(What you need to do):
1 - Quote the entire forum thread on converting between string and token types word for word.
2 - Turn the stretch of the records from their start through the line containing "112, 56, 160]" into a numbered list, leaving out blank lines.

[Tutor] how to convert between type string and token

Mon Nov 14 19:20:13 EST 2005

On Mon, 14 Nov 2005, enas khalil wrote:

>     hello all

[program cut]

Hi Enas,

You may want to try talking with NTLK folks about this, as what you're
dealing with is a specialized subject.  Also, have you gone through the
tokenization tutorial in:

    http://nltk.sourceforge.net/tutorial/tokenization/nochunks.html#AEN276

and have you tried to compare your program to the ones in the tutorial's
examples?

Let's look at the error message.

>   File "F:\MSC first Chapters\unigramgtag1.py", line 14, in -toplevel-
>     for tok in train_tokens: mytagger.train(tok)
>   File "C:\Python24\Lib\site-packages\nltk\tagger\__init__.py", line 324, in train
>     assert chktype(1, tagged_token, Token)
>   File "C:\Python24\Lib\site-packages\nltk\chktype.py", line 316, in chktype
>     raise TypeError(errstr)
> TypeError:
>     Argument 1 to train() must have type: Token
>       (got a str)

This error message implies that each element in your train_tokens list is
a string and not a token.

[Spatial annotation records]
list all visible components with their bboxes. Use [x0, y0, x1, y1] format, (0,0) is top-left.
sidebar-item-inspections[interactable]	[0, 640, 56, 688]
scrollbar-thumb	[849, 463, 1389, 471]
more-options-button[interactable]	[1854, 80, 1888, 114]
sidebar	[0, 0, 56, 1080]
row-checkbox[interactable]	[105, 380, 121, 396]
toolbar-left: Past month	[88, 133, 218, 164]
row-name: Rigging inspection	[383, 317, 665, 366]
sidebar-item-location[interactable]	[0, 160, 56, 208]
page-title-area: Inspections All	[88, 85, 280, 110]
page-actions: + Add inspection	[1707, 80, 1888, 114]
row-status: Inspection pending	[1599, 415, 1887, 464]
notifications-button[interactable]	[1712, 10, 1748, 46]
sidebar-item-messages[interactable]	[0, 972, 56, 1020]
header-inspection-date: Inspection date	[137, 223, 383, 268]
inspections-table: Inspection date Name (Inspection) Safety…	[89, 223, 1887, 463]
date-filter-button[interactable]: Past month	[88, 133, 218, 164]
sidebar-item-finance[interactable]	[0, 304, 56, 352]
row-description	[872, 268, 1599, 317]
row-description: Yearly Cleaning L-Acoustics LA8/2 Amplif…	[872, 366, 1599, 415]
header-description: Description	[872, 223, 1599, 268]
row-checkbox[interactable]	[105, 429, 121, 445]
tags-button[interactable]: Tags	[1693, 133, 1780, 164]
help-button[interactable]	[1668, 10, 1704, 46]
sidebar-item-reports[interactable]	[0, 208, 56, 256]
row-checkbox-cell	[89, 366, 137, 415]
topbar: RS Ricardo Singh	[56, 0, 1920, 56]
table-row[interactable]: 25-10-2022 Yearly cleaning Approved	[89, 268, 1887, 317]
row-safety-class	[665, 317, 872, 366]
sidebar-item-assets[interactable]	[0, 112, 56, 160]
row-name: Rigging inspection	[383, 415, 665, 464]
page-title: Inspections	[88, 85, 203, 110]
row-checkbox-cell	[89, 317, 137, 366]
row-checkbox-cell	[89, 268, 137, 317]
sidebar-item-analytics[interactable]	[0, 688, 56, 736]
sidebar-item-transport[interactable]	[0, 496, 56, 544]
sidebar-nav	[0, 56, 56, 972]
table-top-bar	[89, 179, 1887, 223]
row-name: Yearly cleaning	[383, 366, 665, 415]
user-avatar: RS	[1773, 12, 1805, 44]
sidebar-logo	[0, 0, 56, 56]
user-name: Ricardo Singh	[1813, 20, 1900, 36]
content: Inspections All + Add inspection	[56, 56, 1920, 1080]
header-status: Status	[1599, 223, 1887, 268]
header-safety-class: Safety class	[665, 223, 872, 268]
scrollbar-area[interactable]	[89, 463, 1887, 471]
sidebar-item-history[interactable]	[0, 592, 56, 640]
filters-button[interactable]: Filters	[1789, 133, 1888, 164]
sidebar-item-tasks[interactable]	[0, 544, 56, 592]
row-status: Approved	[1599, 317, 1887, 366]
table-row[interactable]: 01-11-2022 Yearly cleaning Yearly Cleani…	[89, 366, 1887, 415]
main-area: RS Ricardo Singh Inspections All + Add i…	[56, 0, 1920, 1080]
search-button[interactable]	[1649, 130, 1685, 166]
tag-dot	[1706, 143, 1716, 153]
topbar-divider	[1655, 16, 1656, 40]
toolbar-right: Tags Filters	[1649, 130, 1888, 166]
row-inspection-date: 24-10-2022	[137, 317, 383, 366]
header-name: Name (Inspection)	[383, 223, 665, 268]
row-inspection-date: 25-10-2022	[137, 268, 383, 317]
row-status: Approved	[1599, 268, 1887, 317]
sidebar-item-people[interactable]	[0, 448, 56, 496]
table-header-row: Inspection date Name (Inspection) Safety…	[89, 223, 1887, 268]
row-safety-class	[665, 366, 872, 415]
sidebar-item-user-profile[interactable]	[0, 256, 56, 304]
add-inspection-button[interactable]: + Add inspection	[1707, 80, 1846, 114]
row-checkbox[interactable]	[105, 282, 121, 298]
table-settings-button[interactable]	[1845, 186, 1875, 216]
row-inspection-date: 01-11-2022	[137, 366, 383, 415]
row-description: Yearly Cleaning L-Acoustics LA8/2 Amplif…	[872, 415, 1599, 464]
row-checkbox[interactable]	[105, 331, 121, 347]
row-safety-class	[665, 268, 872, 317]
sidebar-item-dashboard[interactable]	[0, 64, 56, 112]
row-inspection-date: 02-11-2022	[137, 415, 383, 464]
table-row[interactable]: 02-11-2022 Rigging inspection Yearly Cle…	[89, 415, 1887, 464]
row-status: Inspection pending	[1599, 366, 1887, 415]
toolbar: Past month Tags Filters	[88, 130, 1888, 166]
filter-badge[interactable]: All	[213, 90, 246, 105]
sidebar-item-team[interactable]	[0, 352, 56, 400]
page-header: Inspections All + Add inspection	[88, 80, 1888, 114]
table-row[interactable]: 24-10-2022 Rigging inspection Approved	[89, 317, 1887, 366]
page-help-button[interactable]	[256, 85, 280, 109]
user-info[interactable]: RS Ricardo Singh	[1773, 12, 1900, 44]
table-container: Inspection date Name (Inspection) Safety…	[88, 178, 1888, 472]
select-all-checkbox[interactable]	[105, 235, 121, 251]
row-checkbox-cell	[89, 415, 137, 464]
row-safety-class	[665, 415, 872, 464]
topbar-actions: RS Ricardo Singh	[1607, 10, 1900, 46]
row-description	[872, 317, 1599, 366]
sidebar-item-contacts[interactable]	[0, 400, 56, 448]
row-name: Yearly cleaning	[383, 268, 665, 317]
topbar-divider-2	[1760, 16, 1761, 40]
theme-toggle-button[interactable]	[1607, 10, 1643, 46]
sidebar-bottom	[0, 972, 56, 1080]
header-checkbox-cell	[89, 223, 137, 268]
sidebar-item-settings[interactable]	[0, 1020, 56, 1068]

(Full answers):
1 -
[Tutor] how to convert between type string and token

Mon Nov 14 19:20:13 EST 2005

On Mon, 14 Nov 2005, enas khalil wrote:

>     hello all

[program cut]

Hi Enas,

You may want to try talking with NTLK folks about this, as what you're
dealing with is a specialized subject.  Also, have you gone through the
tokenization tutorial in:

    http://nltk.sourceforge.net/tutorial/tokenization/nochunks.html#AEN276

and have you tried to compare your program to the ones in the tutorial's
examples?

Let's look at the error message.

>   File "F:\MSC first Chapters\unigramgtag1.py", line 14, in -toplevel-
>     for tok in train_tokens: mytagger.train(tok)
>   File "C:\Python24\Lib\site-packages\nltk\tagger\__init__.py", line 324, in train
>     assert chktype(1, tagged_token, Token)
>   File "C:\Python24\Lib\site-packages\nltk\chktype.py", line 316, in chktype
>     raise TypeError(errstr)
> TypeError:
>     Argument 1 to train() must have type: Token
>       (got a str)

This error message implies that each element in your train_tokens list is
a string and not a token.

2 -
1. list all visible components with their bboxes. Use [x0, y0, x1, y1] format, (0,0) is top-left.
2. sidebar-item-inspections[interactable]	[0, 640, 56, 688]
3. scrollbar-thumb	[849, 463, 1389, 471]
4. more-options-button[interactable]	[1854, 80, 1888, 114]
5. sidebar	[0, 0, 56, 1080]
6. row-checkbox[interactable]	[105, 380, 121, 396]
7. toolbar-left: Past month	[88, 133, 218, 164]
8. row-name: Rigging inspection	[383, 317, 665, 366]
9. sidebar-item-location[interactable]	[0, 160, 56, 208]
10. page-title-area: Inspections All	[88, 85, 280, 110]
11. page-actions: + Add inspection	[1707, 80, 1888, 114]
12. row-status: Inspection pending	[1599, 415, 1887, 464]
13. notifications-button[interactable]	[1712, 10, 1748, 46]
14. sidebar-item-messages[interactable]	[0, 972, 56, 1020]
15. header-inspection-date: Inspection date	[137, 223, 383, 268]
16. inspections-table: Inspection date Name (Inspection) Safety…	[89, 223, 1887, 463]
17. date-filter-button[interactable]: Past month	[88, 133, 218, 164]
18. sidebar-item-finance[interactable]	[0, 304, 56, 352]
19. row-description	[872, 268, 1599, 317]
20. row-description: Yearly Cleaning L-Acoustics LA8/2 Amplif…	[872, 366, 1599, 415]
21. header-description: Description	[872, 223, 1599, 268]
22. row-checkbox[interactable]	[105, 429, 121, 445]
23. tags-button[interactable]: Tags	[1693, 133, 1780, 164]
24. help-button[interactable]	[1668, 10, 1704, 46]
25. sidebar-item-reports[interactable]	[0, 208, 56, 256]
26. row-checkbox-cell	[89, 366, 137, 415]
27. topbar: RS Ricardo Singh	[56, 0, 1920, 56]
28. table-row[interactable]: 25-10-2022 Yearly cleaning Approved	[89, 268, 1887, 317]
29. row-safety-class	[665, 317, 872, 366]
30. sidebar-item-assets[interactable]	[0, 112, 56, 160]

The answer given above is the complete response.